__Work to complete__: Which lines below hold the word "Total"? Copy all of them.

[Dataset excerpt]
--- start ---
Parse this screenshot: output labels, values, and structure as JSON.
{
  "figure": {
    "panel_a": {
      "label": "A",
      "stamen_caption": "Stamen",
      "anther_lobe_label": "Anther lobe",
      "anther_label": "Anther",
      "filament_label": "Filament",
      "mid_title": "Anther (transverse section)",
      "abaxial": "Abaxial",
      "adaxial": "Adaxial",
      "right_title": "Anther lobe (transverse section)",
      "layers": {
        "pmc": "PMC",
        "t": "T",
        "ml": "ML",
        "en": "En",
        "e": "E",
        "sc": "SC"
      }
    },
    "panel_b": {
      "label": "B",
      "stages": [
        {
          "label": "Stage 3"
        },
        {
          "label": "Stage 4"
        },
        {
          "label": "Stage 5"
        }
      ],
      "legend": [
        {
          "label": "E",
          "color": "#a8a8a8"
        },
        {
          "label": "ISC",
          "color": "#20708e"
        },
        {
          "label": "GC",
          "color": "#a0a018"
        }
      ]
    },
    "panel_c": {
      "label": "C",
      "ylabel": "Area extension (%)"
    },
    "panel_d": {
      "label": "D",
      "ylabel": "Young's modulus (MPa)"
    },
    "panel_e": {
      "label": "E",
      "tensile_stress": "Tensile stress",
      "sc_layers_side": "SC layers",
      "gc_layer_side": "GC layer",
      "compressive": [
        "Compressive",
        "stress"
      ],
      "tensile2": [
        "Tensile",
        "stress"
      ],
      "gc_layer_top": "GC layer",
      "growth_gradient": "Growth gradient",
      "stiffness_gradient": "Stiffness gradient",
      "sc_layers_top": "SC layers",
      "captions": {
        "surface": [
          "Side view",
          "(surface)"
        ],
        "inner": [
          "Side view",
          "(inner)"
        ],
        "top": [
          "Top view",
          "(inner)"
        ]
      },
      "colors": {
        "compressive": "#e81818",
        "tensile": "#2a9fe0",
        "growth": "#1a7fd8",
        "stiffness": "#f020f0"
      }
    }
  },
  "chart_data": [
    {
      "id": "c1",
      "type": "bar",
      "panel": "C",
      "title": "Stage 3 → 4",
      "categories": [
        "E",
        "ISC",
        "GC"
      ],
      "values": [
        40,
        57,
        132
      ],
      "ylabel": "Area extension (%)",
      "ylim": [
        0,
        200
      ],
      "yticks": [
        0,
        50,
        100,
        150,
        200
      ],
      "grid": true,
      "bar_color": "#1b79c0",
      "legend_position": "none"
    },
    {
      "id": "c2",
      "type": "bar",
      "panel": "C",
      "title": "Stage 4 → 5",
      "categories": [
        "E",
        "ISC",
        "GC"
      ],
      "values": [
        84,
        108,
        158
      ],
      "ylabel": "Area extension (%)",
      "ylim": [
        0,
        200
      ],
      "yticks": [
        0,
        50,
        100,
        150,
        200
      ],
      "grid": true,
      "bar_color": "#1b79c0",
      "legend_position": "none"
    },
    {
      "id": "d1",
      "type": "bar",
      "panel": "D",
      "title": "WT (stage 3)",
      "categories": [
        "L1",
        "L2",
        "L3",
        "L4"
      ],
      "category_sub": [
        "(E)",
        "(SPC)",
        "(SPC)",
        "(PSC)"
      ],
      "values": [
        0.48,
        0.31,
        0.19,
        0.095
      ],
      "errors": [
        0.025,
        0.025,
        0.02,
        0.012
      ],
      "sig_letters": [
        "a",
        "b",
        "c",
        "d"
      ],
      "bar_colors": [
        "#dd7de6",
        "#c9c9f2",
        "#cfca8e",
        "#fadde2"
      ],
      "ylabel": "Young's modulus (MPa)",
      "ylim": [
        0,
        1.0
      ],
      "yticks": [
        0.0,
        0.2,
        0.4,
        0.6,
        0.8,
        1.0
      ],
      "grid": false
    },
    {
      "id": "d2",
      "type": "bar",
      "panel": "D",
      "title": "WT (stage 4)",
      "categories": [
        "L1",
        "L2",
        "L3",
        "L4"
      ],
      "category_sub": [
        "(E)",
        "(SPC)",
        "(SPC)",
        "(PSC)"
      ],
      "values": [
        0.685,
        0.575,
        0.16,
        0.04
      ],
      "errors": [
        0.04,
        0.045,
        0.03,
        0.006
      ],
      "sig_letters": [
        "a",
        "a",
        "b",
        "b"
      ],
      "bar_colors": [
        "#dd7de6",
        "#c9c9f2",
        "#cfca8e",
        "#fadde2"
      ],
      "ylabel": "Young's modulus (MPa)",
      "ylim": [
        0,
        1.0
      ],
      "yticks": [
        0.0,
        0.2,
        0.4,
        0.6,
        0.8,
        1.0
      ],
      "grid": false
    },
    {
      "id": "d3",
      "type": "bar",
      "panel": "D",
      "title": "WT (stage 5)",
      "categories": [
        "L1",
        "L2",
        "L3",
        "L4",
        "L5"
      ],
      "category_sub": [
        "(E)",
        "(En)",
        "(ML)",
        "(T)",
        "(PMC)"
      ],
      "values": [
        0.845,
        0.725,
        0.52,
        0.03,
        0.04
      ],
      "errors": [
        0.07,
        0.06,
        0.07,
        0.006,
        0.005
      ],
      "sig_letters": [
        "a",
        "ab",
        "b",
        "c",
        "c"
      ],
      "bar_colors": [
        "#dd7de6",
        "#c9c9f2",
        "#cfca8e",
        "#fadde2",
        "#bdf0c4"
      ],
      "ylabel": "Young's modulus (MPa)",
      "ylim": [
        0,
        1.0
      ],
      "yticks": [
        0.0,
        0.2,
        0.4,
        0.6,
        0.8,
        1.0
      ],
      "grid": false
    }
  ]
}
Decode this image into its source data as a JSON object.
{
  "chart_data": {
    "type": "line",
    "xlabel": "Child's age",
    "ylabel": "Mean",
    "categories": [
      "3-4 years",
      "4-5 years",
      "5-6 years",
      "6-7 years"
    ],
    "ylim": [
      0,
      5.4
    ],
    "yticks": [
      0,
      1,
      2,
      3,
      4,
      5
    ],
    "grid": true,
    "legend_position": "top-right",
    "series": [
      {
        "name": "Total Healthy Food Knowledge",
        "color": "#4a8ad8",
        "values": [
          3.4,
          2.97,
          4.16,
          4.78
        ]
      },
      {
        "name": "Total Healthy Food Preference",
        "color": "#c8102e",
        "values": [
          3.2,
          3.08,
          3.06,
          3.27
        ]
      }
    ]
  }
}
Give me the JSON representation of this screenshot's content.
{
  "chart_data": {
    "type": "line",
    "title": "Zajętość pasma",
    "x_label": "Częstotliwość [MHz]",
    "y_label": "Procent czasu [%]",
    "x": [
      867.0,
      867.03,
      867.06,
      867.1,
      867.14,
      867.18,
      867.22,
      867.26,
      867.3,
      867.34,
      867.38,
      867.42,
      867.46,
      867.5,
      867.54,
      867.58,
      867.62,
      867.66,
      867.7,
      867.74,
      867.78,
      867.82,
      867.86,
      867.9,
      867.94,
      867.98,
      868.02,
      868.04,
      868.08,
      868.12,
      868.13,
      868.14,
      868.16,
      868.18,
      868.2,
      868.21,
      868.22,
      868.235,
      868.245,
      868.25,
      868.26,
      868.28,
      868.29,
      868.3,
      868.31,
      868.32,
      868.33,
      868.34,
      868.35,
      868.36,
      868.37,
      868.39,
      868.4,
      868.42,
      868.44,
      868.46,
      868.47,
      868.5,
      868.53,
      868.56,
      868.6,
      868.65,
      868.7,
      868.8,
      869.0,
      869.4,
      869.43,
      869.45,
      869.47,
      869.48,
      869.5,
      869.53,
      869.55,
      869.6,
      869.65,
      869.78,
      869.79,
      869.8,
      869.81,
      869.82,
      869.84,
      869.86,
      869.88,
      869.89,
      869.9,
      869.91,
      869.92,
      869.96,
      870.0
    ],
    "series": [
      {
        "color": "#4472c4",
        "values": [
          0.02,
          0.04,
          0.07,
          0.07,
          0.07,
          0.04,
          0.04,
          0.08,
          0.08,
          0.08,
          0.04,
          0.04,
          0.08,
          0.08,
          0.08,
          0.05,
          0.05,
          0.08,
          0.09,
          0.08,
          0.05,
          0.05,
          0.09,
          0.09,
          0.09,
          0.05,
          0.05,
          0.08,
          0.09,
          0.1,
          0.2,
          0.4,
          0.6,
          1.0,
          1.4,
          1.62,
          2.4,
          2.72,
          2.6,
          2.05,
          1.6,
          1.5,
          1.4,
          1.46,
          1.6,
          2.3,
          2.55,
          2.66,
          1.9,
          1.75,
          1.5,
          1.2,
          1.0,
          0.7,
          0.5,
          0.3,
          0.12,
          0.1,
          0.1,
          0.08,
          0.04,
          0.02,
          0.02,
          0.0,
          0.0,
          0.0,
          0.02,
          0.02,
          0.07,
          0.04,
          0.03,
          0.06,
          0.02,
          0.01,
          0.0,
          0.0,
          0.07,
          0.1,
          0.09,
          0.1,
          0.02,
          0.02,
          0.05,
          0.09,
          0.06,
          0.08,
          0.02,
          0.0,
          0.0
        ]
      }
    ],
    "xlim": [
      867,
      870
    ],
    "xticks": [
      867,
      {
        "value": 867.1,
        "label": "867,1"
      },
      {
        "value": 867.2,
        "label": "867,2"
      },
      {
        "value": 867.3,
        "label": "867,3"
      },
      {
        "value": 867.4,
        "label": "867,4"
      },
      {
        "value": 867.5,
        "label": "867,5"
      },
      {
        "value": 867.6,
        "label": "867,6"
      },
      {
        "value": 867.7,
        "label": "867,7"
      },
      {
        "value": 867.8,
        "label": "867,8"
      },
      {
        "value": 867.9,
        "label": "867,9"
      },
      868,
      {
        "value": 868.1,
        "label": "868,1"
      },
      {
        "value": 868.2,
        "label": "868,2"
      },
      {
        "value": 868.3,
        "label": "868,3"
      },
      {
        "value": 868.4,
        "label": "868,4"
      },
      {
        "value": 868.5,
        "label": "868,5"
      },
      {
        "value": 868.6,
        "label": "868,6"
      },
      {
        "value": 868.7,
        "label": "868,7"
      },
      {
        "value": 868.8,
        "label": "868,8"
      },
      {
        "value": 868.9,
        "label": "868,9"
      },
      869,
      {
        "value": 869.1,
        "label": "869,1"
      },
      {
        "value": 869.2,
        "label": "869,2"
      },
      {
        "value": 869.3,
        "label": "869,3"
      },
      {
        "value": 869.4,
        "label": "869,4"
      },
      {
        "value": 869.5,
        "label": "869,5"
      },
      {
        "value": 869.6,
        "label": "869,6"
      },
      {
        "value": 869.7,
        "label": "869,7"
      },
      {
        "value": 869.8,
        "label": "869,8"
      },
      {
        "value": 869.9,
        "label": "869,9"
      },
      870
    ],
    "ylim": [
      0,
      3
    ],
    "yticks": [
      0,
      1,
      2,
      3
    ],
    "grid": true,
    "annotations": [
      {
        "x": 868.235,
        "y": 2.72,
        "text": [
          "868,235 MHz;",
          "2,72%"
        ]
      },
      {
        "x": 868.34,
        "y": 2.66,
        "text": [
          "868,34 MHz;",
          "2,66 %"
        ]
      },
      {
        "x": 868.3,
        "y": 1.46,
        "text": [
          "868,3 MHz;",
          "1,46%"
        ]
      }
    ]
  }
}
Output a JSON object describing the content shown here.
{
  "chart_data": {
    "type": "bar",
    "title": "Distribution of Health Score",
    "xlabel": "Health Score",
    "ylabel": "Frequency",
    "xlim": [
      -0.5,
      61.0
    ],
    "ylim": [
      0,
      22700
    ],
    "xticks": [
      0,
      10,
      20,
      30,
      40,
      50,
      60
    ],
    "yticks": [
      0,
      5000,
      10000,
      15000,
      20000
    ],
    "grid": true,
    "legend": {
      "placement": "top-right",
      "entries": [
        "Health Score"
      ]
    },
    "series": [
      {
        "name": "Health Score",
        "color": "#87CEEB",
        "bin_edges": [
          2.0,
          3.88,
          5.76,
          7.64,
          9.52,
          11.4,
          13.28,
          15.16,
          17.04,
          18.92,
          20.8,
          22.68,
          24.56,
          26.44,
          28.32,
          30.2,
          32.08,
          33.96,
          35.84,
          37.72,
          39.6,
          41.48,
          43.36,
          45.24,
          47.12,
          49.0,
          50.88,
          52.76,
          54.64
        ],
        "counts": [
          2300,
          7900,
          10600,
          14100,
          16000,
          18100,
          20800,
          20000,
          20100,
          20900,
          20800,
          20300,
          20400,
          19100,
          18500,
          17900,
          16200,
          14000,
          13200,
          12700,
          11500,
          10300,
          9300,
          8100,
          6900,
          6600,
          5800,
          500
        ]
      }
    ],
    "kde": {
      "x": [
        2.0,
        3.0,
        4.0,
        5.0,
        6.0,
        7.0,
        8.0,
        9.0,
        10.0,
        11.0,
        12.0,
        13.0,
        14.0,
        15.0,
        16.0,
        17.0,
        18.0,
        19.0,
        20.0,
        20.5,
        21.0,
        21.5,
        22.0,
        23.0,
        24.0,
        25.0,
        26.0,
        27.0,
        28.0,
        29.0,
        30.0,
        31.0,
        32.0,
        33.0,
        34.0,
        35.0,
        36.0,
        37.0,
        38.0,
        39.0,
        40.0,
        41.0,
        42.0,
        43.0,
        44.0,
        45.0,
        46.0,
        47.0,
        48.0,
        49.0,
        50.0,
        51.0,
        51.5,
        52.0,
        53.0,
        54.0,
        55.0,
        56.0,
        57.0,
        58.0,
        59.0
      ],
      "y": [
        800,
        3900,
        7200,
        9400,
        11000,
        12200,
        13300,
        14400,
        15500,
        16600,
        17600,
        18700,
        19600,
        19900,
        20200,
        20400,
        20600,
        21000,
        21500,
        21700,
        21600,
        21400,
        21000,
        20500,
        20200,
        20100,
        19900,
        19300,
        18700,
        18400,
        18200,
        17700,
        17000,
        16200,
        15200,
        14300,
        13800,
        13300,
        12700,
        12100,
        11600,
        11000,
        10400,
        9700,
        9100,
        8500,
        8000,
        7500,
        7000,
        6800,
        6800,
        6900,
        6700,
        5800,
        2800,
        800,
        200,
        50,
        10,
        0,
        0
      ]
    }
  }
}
--- end ---
__Completed exercise__:
        "name": "Total Healthy Food Knowledge",
        "name": "Total Healthy Food Preference",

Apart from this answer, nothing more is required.